Which lines have the string "Packet"? Copy all of them from the entries below.
━━ Stored data ━━
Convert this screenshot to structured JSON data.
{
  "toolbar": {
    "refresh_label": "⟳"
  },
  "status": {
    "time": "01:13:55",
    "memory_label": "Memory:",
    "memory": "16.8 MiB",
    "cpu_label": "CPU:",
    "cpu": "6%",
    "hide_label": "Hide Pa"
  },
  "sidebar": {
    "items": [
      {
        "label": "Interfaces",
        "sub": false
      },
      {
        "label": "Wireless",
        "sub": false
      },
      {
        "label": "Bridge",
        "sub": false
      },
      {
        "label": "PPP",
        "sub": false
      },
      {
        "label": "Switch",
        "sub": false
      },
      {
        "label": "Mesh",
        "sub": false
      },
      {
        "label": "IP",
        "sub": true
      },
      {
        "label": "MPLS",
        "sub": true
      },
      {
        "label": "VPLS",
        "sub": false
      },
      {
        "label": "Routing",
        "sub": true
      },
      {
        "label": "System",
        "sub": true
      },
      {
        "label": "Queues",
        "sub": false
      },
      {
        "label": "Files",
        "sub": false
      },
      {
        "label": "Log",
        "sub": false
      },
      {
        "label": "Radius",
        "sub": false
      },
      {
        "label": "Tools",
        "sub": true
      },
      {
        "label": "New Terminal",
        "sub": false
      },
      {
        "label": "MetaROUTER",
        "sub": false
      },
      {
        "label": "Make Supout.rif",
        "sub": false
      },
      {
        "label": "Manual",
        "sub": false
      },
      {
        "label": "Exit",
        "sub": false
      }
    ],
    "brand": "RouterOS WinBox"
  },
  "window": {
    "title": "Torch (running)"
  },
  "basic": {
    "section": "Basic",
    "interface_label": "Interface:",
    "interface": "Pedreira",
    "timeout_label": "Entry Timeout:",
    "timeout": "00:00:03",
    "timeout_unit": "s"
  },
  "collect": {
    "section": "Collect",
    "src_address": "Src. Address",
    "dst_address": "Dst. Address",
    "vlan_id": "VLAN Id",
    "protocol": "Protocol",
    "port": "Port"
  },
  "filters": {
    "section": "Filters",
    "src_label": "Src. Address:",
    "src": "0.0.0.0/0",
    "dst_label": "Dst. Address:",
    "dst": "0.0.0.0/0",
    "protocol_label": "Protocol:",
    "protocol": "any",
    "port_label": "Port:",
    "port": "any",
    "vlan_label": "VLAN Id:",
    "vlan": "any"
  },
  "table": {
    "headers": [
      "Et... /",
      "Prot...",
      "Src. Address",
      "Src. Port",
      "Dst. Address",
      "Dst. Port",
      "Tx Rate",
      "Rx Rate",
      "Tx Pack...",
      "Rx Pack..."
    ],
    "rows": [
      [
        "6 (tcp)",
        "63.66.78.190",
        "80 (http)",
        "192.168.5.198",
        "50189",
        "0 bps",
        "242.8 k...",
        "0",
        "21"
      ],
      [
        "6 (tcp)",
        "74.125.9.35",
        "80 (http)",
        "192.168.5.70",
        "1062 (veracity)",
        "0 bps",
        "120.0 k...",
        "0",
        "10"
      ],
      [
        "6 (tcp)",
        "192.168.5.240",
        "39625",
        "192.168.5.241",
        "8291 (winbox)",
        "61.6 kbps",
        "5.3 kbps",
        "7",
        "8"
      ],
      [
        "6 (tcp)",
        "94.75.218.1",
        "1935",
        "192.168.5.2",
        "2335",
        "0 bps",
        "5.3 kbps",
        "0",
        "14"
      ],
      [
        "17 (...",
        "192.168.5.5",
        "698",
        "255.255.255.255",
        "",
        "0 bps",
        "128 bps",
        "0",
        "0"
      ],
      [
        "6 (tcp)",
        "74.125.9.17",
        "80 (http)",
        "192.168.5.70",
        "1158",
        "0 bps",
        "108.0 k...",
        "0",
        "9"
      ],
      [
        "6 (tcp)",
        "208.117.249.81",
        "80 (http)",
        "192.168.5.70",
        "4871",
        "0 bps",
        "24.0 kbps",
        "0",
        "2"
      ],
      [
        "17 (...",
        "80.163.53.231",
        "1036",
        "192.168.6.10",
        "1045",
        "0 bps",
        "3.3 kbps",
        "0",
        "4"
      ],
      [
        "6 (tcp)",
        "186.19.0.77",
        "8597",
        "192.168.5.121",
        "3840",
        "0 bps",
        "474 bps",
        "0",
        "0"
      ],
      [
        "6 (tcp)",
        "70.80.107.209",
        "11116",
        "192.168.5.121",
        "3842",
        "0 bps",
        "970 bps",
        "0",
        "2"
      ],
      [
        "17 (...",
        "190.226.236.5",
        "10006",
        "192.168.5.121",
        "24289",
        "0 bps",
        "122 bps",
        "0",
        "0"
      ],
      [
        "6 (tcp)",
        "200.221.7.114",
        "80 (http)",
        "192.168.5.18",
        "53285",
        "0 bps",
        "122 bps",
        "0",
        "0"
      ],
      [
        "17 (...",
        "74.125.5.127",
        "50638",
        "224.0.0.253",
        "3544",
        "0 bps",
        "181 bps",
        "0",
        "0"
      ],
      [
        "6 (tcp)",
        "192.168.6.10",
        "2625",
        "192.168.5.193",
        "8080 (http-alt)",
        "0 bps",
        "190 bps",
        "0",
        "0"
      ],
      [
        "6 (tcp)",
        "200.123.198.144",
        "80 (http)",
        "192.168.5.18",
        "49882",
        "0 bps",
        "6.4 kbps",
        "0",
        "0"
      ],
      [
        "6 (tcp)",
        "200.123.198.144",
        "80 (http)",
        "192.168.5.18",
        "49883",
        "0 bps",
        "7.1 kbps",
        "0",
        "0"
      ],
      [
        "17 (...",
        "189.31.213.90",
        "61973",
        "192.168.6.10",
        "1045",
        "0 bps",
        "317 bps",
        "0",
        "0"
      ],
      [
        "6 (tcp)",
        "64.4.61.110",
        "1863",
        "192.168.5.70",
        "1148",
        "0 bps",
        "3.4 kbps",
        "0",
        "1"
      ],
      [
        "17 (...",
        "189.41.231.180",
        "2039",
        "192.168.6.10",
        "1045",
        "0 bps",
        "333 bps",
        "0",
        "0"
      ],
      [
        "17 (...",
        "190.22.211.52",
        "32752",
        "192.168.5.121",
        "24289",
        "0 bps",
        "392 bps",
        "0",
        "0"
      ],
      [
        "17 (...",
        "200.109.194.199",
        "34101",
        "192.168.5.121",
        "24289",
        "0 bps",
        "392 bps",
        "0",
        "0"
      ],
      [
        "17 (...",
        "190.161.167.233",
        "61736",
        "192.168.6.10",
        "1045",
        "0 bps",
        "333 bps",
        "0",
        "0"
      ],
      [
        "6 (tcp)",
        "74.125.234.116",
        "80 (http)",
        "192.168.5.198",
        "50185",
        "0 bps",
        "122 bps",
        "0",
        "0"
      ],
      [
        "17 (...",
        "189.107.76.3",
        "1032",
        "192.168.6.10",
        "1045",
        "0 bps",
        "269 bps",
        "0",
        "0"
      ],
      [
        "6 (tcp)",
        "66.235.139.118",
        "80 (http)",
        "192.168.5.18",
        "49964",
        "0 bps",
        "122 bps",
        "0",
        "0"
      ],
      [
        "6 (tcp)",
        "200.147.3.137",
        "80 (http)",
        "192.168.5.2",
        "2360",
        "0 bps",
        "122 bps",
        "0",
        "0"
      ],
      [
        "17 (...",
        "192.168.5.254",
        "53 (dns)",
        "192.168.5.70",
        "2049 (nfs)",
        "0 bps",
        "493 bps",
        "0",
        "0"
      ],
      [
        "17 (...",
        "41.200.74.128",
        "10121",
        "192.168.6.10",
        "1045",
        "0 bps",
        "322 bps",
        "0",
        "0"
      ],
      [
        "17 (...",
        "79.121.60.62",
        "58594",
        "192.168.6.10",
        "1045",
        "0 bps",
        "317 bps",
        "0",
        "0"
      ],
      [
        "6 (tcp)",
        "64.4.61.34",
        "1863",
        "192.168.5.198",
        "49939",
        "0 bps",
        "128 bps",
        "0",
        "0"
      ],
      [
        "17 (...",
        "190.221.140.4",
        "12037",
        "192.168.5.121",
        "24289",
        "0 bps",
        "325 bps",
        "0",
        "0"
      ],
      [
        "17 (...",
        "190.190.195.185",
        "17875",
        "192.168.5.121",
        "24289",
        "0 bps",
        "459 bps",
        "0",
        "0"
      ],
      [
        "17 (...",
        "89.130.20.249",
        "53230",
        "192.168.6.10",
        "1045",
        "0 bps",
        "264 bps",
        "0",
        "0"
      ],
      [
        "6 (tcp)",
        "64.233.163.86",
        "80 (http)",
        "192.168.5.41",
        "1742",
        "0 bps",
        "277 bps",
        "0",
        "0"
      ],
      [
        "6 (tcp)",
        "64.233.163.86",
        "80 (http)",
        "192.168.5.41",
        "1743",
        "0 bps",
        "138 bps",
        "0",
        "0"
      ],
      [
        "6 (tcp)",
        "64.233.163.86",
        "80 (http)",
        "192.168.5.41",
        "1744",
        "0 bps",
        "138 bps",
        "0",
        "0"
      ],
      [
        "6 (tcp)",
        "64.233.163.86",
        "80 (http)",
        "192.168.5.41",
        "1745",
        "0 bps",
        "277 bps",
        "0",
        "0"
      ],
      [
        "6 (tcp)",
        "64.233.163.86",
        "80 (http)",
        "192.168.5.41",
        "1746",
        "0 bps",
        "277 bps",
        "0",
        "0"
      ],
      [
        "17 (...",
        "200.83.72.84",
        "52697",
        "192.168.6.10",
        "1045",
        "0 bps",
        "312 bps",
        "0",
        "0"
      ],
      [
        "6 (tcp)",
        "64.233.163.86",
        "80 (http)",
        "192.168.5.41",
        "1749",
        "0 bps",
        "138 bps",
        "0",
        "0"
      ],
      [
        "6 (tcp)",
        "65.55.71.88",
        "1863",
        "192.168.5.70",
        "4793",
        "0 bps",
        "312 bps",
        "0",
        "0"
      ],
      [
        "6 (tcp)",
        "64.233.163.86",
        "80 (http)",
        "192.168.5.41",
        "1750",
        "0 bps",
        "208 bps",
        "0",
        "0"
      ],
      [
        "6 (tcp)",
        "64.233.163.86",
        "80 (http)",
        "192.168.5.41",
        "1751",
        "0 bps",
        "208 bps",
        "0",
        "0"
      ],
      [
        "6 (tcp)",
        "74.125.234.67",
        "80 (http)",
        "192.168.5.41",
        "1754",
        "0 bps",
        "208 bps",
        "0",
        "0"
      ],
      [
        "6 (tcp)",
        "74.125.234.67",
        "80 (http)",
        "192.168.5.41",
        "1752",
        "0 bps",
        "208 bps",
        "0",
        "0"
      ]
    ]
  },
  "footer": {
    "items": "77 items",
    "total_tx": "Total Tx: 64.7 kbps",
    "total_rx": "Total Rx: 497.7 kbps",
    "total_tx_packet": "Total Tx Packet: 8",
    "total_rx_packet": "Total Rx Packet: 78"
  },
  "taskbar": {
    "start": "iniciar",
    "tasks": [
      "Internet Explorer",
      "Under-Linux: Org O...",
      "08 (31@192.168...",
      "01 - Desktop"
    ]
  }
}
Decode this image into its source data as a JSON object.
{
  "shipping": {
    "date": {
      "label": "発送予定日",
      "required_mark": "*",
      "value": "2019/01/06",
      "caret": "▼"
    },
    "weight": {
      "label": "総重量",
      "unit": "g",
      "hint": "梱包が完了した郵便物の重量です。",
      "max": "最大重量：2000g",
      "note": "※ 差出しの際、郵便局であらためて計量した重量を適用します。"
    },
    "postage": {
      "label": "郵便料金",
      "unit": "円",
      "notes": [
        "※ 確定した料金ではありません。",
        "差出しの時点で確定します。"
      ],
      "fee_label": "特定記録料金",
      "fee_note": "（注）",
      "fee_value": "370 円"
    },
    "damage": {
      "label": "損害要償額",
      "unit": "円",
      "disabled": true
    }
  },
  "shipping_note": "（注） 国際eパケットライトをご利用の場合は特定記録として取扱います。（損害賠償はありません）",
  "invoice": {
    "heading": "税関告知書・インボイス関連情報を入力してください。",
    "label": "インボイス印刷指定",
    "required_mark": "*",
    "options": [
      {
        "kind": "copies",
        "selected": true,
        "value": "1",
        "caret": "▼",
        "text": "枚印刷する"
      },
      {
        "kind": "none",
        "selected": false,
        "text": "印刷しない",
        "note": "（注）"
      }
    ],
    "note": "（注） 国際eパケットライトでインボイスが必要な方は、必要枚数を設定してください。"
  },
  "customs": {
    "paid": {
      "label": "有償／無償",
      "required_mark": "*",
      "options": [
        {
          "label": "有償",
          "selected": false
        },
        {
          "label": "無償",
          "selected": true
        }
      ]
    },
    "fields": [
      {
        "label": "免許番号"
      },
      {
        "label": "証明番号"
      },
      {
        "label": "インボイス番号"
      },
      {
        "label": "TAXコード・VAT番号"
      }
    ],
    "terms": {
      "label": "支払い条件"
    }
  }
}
━━━
**The solution**
    "total_tx_packet": "Total Tx Packet: 8",
    "total_rx_packet": "Total Rx Packet: 78"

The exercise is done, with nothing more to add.